» **Short task**
Write out all the lines again, precisely as they stand, but without the images.

» **Listed records**

++++++++++++++++++++

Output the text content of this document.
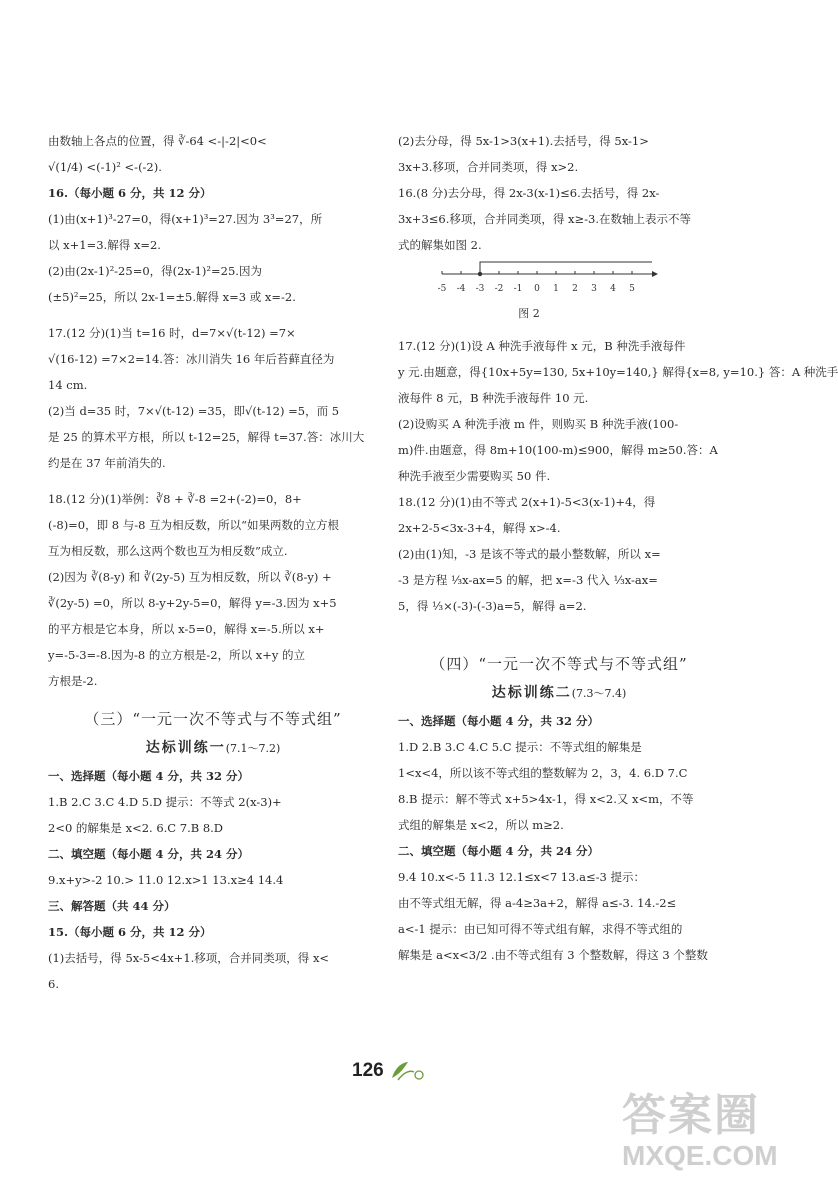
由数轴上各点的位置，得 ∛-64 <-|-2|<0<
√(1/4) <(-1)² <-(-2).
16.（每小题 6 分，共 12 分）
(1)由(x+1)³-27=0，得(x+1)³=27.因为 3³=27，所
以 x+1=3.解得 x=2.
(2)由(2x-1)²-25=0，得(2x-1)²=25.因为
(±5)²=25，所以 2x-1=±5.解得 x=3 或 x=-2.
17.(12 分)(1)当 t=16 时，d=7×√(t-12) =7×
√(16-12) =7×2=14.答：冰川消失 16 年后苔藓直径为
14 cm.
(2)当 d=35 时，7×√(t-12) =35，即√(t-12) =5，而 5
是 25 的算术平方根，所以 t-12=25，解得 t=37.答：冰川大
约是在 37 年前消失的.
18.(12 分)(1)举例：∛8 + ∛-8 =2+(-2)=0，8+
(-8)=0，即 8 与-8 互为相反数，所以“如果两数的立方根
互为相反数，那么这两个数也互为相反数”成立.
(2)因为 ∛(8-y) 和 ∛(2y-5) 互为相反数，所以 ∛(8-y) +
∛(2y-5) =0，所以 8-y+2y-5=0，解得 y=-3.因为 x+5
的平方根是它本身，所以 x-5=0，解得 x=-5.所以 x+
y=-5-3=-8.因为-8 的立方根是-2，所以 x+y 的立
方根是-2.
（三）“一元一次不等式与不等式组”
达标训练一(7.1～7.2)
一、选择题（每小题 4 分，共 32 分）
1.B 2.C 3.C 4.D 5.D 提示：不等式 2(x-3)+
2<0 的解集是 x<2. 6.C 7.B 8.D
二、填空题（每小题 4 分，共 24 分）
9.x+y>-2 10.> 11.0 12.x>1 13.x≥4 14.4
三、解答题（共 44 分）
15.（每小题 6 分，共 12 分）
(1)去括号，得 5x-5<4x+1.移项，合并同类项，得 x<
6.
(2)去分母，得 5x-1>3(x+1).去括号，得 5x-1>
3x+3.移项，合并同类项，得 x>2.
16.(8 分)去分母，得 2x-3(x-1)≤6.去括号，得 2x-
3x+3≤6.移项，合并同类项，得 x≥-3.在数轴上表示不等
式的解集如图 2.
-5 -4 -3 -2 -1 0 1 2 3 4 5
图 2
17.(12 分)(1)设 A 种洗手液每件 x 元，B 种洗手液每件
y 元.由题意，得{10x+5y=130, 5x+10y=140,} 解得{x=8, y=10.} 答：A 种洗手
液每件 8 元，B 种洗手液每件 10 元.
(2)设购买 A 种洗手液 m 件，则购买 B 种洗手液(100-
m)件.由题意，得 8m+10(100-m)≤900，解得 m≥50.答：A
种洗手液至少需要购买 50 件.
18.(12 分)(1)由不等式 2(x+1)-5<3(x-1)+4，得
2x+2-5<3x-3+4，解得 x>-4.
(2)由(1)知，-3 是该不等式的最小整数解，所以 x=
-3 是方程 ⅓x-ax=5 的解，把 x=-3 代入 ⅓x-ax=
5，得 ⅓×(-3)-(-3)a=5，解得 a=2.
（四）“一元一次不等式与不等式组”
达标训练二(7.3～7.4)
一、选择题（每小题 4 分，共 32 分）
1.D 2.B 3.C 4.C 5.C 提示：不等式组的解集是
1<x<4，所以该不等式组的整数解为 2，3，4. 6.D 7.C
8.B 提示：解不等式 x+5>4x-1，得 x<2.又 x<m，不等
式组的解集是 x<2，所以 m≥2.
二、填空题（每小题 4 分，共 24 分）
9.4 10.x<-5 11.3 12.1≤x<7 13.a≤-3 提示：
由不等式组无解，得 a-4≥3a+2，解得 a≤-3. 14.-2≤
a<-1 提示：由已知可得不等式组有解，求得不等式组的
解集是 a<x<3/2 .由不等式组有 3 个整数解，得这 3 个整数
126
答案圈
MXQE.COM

++++++++++++++++++++

» **Response**
Output the text content of this document.
由数轴上各点的位置，得 ∛-64 <-|-2|<0<
√(1/4) <(-1)² <-(-2).
16.（每小题 6 分，共 12 分）
(1)由(x+1)³-27=0，得(x+1)³=27.因为 3³=27，所
以 x+1=3.解得 x=2.
(2)由(2x-1)²-25=0，得(2x-1)²=25.因为
(±5)²=25，所以 2x-1=±5.解得 x=3 或 x=-2.
17.(12 分)(1)当 t=16 时，d=7×√(t-12) =7×
√(16-12) =7×2=14.答：冰川消失 16 年后苔藓直径为
14 cm.
(2)当 d=35 时，7×√(t-12) =35，即√(t-12) =5，而 5
是 25 的算术平方根，所以 t-12=25，解得 t=37.答：冰川大
约是在 37 年前消失的.
18.(12 分)(1)举例：∛8 + ∛-8 =2+(-2)=0，8+
(-8)=0，即 8 与-8 互为相反数，所以“如果两数的立方根
互为相反数，那么这两个数也互为相反数”成立.
(2)因为 ∛(8-y) 和 ∛(2y-5) 互为相反数，所以 ∛(8-y) +
∛(2y-5) =0，所以 8-y+2y-5=0，解得 y=-3.因为 x+5
的平方根是它本身，所以 x-5=0，解得 x=-5.所以 x+
y=-5-3=-8.因为-8 的立方根是-2，所以 x+y 的立
方根是-2.
（三）“一元一次不等式与不等式组”
达标训练一(7.1～7.2)
一、选择题（每小题 4 分，共 32 分）
1.B 2.C 3.C 4.D 5.D 提示：不等式 2(x-3)+
2<0 的解集是 x<2. 6.C 7.B 8.D
二、填空题（每小题 4 分，共 24 分）
9.x+y>-2 10.> 11.0 12.x>1 13.x≥4 14.4
三、解答题（共 44 分）
15.（每小题 6 分，共 12 分）
(1)去括号，得 5x-5<4x+1.移项，合并同类项，得 x<
6.
(2)去分母，得 5x-1>3(x+1).去括号，得 5x-1>
3x+3.移项，合并同类项，得 x>2.
16.(8 分)去分母，得 2x-3(x-1)≤6.去括号，得 2x-
3x+3≤6.移项，合并同类项，得 x≥-3.在数轴上表示不等
式的解集如图 2.
-5 -4 -3 -2 -1 0 1 2 3 4 5
图 2
17.(12 分)(1)设 A 种洗手液每件 x 元，B 种洗手液每件
y 元.由题意，得{10x+5y=130, 5x+10y=140,} 解得{x=8, y=10.} 答：A 种洗手
液每件 8 元，B 种洗手液每件 10 元.
(2)设购买 A 种洗手液 m 件，则购买 B 种洗手液(100-
m)件.由题意，得 8m+10(100-m)≤900，解得 m≥50.答：A
种洗手液至少需要购买 50 件.
18.(12 分)(1)由不等式 2(x+1)-5<3(x-1)+4，得
2x+2-5<3x-3+4，解得 x>-4.
(2)由(1)知，-3 是该不等式的最小整数解，所以 x=
-3 是方程 ⅓x-ax=5 的解，把 x=-3 代入 ⅓x-ax=
5，得 ⅓×(-3)-(-3)a=5，解得 a=2.
（四）“一元一次不等式与不等式组”
达标训练二(7.3～7.4)
一、选择题（每小题 4 分，共 32 分）
1.D 2.B 3.C 4.C 5.C 提示：不等式组的解集是
1<x<4，所以该不等式组的整数解为 2，3，4. 6.D 7.C
8.B 提示：解不等式 x+5>4x-1，得 x<2.又 x<m，不等
式组的解集是 x<2，所以 m≥2.
二、填空题（每小题 4 分，共 24 分）
9.4 10.x<-5 11.3 12.1≤x<7 13.a≤-3 提示：
由不等式组无解，得 a-4≥3a+2，解得 a≤-3. 14.-2≤
a<-1 提示：由已知可得不等式组有解，求得不等式组的
解集是 a<x<3/2 .由不等式组有 3 个整数解，得这 3 个整数
126
答案圈
MXQE.COM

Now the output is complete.